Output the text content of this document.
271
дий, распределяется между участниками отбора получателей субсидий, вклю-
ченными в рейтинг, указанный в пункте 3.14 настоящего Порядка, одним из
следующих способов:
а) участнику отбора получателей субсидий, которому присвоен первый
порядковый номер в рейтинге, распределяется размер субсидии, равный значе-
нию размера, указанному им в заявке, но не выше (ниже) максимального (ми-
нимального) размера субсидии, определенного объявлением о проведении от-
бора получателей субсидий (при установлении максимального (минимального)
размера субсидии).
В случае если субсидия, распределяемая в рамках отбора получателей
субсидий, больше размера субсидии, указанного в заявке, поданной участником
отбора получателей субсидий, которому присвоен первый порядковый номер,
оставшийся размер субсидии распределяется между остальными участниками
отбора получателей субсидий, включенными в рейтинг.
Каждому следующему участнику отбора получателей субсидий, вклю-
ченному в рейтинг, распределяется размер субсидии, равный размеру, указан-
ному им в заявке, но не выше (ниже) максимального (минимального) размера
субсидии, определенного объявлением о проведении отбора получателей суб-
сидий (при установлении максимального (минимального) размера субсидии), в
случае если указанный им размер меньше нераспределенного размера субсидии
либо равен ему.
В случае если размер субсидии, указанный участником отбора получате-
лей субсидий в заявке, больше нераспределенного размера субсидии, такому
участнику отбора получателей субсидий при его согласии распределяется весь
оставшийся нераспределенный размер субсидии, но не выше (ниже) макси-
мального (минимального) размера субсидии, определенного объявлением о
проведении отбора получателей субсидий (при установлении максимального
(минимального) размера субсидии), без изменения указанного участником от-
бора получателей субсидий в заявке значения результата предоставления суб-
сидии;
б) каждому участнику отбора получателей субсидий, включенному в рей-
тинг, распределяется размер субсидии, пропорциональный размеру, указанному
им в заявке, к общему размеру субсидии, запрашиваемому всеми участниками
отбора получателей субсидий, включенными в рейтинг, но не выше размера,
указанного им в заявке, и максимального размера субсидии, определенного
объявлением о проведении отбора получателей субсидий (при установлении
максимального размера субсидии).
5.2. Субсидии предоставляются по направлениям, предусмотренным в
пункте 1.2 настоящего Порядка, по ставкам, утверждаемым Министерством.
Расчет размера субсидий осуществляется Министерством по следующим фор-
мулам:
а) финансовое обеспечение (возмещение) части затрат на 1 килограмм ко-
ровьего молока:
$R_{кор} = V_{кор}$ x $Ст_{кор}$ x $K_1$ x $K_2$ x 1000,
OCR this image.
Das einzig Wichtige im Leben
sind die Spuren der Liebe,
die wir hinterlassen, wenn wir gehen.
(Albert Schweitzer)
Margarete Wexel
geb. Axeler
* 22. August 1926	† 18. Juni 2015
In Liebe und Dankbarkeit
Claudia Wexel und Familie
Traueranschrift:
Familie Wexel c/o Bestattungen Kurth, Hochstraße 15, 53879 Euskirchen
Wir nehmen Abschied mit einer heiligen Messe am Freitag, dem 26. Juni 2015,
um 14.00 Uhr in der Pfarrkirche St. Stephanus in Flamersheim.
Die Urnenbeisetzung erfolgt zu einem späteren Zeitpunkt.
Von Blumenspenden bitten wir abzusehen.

########

Find the line containing "OCR this image." in the material above. Print it and every line after it through the end, exactly and only those.

Reply >>
OCR this image.
Das einzig Wichtige im Leben
sind die Spuren der Liebe,
die wir hinterlassen, wenn wir gehen.
(Albert Schweitzer)
Margarete Wexel
geb. Axeler
* 22. August 1926	† 18. Juni 2015
In Liebe und Dankbarkeit
Claudia Wexel und Familie
Traueranschrift:
Familie Wexel c/o Bestattungen Kurth, Hochstraße 15, 53879 Euskirchen
Wir nehmen Abschied mit einer heiligen Messe am Freitag, dem 26. Juni 2015,
um 14.00 Uhr in der Pfarrkirche St. Stephanus in Flamersheim.
Die Urnenbeisetzung erfolgt zu einem späteren Zeitpunkt.
Von Blumenspenden bitten wir abzusehen.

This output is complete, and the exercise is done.